◆ RECORDED DATA
Begin

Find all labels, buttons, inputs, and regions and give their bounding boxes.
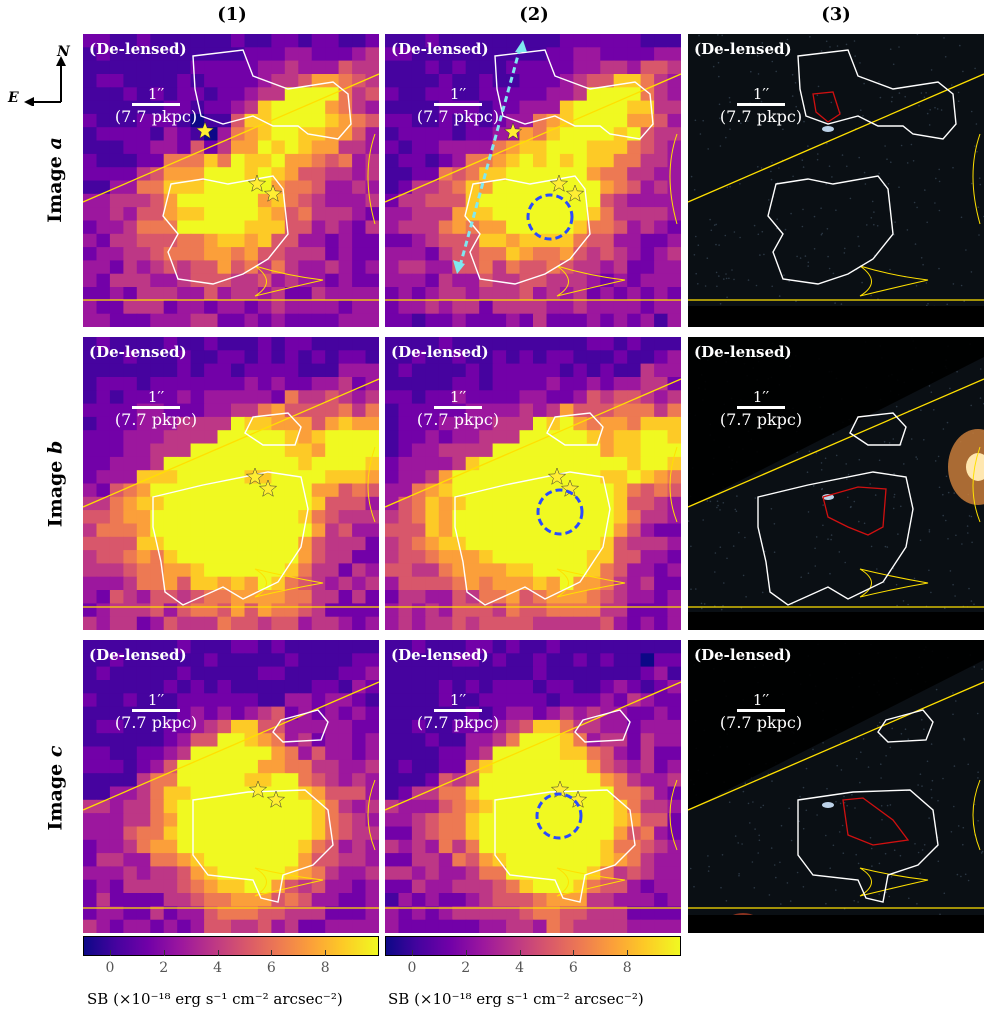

End
Begin

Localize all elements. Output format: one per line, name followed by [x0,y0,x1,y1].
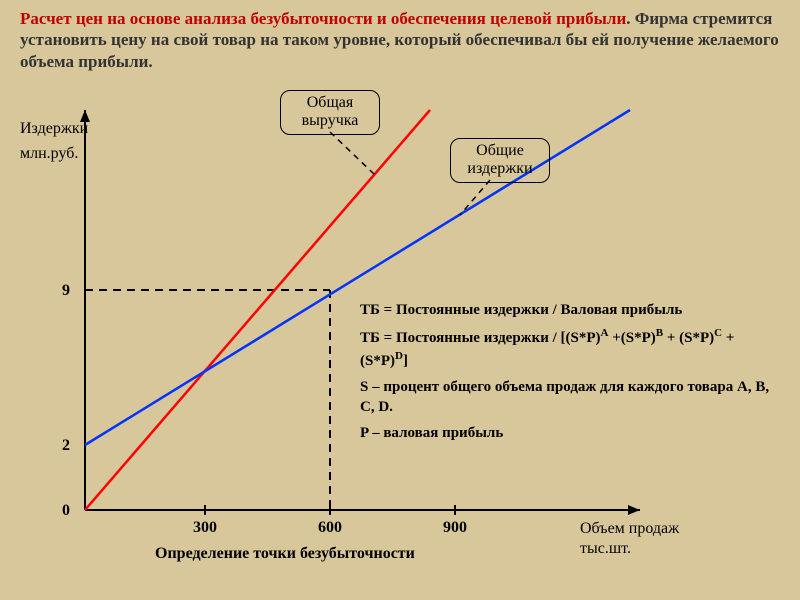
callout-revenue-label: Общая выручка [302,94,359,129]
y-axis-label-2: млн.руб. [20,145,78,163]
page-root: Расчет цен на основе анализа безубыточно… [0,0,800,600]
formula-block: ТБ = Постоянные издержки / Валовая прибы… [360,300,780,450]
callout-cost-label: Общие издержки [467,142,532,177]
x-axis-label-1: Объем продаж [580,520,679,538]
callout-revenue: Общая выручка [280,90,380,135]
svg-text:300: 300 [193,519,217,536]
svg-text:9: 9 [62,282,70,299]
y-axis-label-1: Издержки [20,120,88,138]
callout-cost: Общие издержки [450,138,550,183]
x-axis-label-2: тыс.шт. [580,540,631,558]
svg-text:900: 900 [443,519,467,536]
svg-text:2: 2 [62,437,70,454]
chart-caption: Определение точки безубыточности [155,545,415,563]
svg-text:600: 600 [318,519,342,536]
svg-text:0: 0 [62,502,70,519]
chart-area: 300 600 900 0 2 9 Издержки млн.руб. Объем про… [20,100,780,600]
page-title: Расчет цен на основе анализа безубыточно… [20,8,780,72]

End

◆ REQUIREMENT
Rewrite the material from the line with "Localize all elements." through the line with "page-title: Расчет цен" as a numbered list, skipping blank lines and leaving out any pictures.

◆ REPLY
1. Localize all elements. Output format: one per line, name followed by [x0,y0,x1,y1].
2. callout-revenue-label: Общая выручка [302,94,359,129]
3. y-axis-label-2: млн.руб. [20,145,78,163]
4. page-root: Расчет цен на основе анализа безубыточно… [0,0,800,600]
5. formula-block: ТБ = Постоянные издержки / Валовая прибы… [360,300,780,450]
6. callout-cost-label: Общие издержки [467,142,532,177]
7. x-axis-label-1: Объем продаж [580,520,679,538]
8. callout-revenue: Общая выручка [280,90,380,135]
9. svg-text:300: 300 [193,519,217,536]
10. svg-text:9: 9 [62,282,70,299]
11. y-axis-label-1: Издержки [20,120,88,138]
12. callout-cost: Общие издержки [450,138,550,183]
13. x-axis-label-2: тыс.шт. [580,540,631,558]
14. svg-text:900: 900 [443,519,467,536]
15. svg-text:2: 2 [62,437,70,454]
16. chart-caption: Определение точки безубыточности [155,545,415,563]
17. svg-text:600: 600 [318,519,342,536]
18. svg-text:0: 0 [62,502,70,519]
19. chart-area: 300 600 900 0 2 9 Издержки млн.руб. Объем про… [20,100,780,600]
20. page-title: Расчет цен на основе анализа безубыточно… [20,8,780,72]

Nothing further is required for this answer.